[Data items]
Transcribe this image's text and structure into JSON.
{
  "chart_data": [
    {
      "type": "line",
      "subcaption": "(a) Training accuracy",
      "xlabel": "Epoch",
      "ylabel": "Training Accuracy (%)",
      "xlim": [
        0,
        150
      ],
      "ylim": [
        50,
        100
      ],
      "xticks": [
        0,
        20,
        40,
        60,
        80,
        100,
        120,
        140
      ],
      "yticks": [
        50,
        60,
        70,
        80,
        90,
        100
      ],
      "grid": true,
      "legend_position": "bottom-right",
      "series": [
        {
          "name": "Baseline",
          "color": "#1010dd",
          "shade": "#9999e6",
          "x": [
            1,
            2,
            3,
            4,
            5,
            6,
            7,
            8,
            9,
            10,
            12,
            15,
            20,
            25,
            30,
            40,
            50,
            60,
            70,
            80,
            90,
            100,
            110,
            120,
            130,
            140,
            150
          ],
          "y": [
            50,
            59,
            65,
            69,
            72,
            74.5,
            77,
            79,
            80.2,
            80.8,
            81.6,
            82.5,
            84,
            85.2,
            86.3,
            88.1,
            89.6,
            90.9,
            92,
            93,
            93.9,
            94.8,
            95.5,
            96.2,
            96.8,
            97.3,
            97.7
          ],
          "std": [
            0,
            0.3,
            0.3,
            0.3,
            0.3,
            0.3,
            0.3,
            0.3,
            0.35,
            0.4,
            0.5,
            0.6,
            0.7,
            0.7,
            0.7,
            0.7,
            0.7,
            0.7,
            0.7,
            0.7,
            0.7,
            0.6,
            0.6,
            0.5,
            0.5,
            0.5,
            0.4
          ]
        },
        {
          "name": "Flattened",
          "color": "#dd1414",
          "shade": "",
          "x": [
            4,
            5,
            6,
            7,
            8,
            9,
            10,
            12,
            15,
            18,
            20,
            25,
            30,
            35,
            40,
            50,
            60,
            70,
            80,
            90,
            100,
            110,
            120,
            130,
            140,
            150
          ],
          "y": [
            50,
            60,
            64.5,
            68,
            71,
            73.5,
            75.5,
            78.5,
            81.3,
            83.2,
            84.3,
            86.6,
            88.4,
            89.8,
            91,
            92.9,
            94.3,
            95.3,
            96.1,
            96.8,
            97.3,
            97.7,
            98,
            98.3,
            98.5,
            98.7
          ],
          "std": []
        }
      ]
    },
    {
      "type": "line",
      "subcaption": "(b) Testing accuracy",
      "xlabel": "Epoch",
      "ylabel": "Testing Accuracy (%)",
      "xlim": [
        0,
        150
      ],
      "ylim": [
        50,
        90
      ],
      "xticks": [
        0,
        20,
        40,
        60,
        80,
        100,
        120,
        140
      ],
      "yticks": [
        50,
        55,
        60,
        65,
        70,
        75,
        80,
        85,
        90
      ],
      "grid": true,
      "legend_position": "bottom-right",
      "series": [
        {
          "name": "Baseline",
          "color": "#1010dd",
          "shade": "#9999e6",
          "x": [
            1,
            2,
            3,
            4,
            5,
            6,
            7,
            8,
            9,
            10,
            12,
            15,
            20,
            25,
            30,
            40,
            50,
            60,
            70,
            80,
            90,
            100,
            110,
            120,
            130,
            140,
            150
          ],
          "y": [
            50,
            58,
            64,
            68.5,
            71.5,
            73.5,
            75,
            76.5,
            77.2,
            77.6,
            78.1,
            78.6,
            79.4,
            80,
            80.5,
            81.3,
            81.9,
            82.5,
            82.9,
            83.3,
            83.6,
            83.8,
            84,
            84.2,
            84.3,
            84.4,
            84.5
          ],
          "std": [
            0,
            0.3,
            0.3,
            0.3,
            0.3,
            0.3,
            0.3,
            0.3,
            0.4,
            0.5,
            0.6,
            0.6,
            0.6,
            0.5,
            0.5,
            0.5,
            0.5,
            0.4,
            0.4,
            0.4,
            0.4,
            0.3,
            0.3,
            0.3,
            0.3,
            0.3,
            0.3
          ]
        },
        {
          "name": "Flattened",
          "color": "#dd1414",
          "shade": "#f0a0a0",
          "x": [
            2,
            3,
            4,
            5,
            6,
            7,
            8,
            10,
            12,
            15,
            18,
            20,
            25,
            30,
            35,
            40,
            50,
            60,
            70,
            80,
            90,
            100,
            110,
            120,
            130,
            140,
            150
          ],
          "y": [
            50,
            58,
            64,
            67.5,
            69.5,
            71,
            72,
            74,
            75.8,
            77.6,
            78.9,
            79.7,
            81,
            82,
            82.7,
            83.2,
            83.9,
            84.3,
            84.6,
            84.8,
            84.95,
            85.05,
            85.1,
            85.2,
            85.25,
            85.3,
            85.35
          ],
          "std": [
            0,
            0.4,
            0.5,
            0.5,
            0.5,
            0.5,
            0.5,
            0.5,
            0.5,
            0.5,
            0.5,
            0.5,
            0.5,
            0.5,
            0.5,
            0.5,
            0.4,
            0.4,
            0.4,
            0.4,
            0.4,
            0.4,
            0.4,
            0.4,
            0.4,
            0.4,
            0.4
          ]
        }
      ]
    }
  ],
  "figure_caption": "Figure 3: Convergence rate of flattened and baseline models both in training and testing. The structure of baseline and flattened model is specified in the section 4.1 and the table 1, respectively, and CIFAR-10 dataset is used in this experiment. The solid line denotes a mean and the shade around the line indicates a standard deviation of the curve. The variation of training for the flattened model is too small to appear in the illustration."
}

__Exercise directions__. Copy all of the data exactly.

__Correct result__.
Transcribe this image's text and structure into JSON.
{
  "chart_data": [
    {
      "type": "line",
      "subcaption": "(a) Training accuracy",
      "xlabel": "Epoch",
      "ylabel": "Training Accuracy (%)",
      "xlim": [
        0,
        150
      ],
      "ylim": [
        50,
        100
      ],
      "xticks": [
        0,
        20,
        40,
        60,
        80,
        100,
        120,
        140
      ],
      "yticks": [
        50,
        60,
        70,
        80,
        90,
        100
      ],
      "grid": true,
      "legend_position": "bottom-right",
      "series": [
        {
          "name": "Baseline",
          "color": "#1010dd",
          "shade": "#9999e6",
          "x": [
            1,
            2,
            3,
            4,
            5,
            6,
            7,
            8,
            9,
            10,
            12,
            15,
            20,
            25,
            30,
            40,
            50,
            60,
            70,
            80,
            90,
            100,
            110,
            120,
            130,
            140,
            150
          ],
          "y": [
            50,
            59,
            65,
            69,
            72,
            74.5,
            77,
            79,
            80.2,
            80.8,
            81.6,
            82.5,
            84,
            85.2,
            86.3,
            88.1,
            89.6,
            90.9,
            92,
            93,
            93.9,
            94.8,
            95.5,
            96.2,
            96.8,
            97.3,
            97.7
          ],
          "std": [
            0,
            0.3,
            0.3,
            0.3,
            0.3,
            0.3,
            0.3,
            0.3,
            0.35,
            0.4,
            0.5,
            0.6,
            0.7,
            0.7,
            0.7,
            0.7,
            0.7,
            0.7,
            0.7,
            0.7,
            0.7,
            0.6,
            0.6,
            0.5,
            0.5,
            0.5,
            0.4
          ]
        },
        {
          "name": "Flattened",
          "color": "#dd1414",
          "shade": "",
          "x": [
            4,
            5,
            6,
            7,
            8,
            9,
            10,
            12,
            15,
            18,
            20,
            25,
            30,
            35,
            40,
            50,
            60,
            70,
            80,
            90,
            100,
            110,
            120,
            130,
            140,
            150
          ],
          "y": [
            50,
            60,
            64.5,
            68,
            71,
            73.5,
            75.5,
            78.5,
            81.3,
            83.2,
            84.3,
            86.6,
            88.4,
            89.8,
            91,
            92.9,
            94.3,
            95.3,
            96.1,
            96.8,
            97.3,
            97.7,
            98,
            98.3,
            98.5,
            98.7
          ],
          "std": []
        }
      ]
    },
    {
      "type": "line",
      "subcaption": "(b) Testing accuracy",
      "xlabel": "Epoch",
      "ylabel": "Testing Accuracy (%)",
      "xlim": [
        0,
        150
      ],
      "ylim": [
        50,
        90
      ],
      "xticks": [
        0,
        20,
        40,
        60,
        80,
        100,
        120,
        140
      ],
      "yticks": [
        50,
        55,
        60,
        65,
        70,
        75,
        80,
        85,
        90
      ],
      "grid": true,
      "legend_position": "bottom-right",
      "series": [
        {
          "name": "Baseline",
          "color": "#1010dd",
          "shade": "#9999e6",
          "x": [
            1,
            2,
            3,
            4,
            5,
            6,
            7,
            8,
            9,
            10,
            12,
            15,
            20,
            25,
            30,
            40,
            50,
            60,
            70,
            80,
            90,
            100,
            110,
            120,
            130,
            140,
            150
          ],
          "y": [
            50,
            58,
            64,
            68.5,
            71.5,
            73.5,
            75,
            76.5,
            77.2,
            77.6,
            78.1,
            78.6,
            79.4,
            80,
            80.5,
            81.3,
            81.9,
            82.5,
            82.9,
            83.3,
            83.6,
            83.8,
            84,
            84.2,
            84.3,
            84.4,
            84.5
          ],
          "std": [
            0,
            0.3,
            0.3,
            0.3,
            0.3,
            0.3,
            0.3,
            0.3,
            0.4,
            0.5,
            0.6,
            0.6,
            0.6,
            0.5,
            0.5,
            0.5,
            0.5,
            0.4,
            0.4,
            0.4,
            0.4,
            0.3,
            0.3,
            0.3,
            0.3,
            0.3,
            0.3
          ]
        },
        {
          "name": "Flattened",
          "color": "#dd1414",
          "shade": "#f0a0a0",
          "x": [
            2,
            3,
            4,
            5,
            6,
            7,
            8,
            10,
            12,
            15,
            18,
            20,
            25,
            30,
            35,
            40,
            50,
            60,
            70,
            80,
            90,
            100,
            110,
            120,
            130,
            140,
            150
          ],
          "y": [
            50,
            58,
            64,
            67.5,
            69.5,
            71,
            72,
            74,
            75.8,
            77.6,
            78.9,
            79.7,
            81,
            82,
            82.7,
            83.2,
            83.9,
            84.3,
            84.6,
            84.8,
            84.95,
            85.05,
            85.1,
            85.2,
            85.25,
            85.3,
            85.35
          ],
          "std": [
            0,
            0.4,
            0.5,
            0.5,
            0.5,
            0.5,
            0.5,
            0.5,
            0.5,
            0.5,
            0.5,
            0.5,
            0.5,
            0.5,
            0.5,
            0.5,
            0.4,
            0.4,
            0.4,
            0.4,
            0.4,
            0.4,
            0.4,
            0.4,
            0.4,
            0.4,
            0.4
          ]
        }
      ]
    }
  ],
  "figure_caption": "Figure 3: Convergence rate of flattened and baseline models both in training and testing. The structure of baseline and flattened model is specified in the section 4.1 and the table 1, respectively, and CIFAR-10 dataset is used in this experiment. The solid line denotes a mean and the shade around the line indicates a standard deviation of the curve. The variation of training for the flattened model is too small to appear in the illustration."
}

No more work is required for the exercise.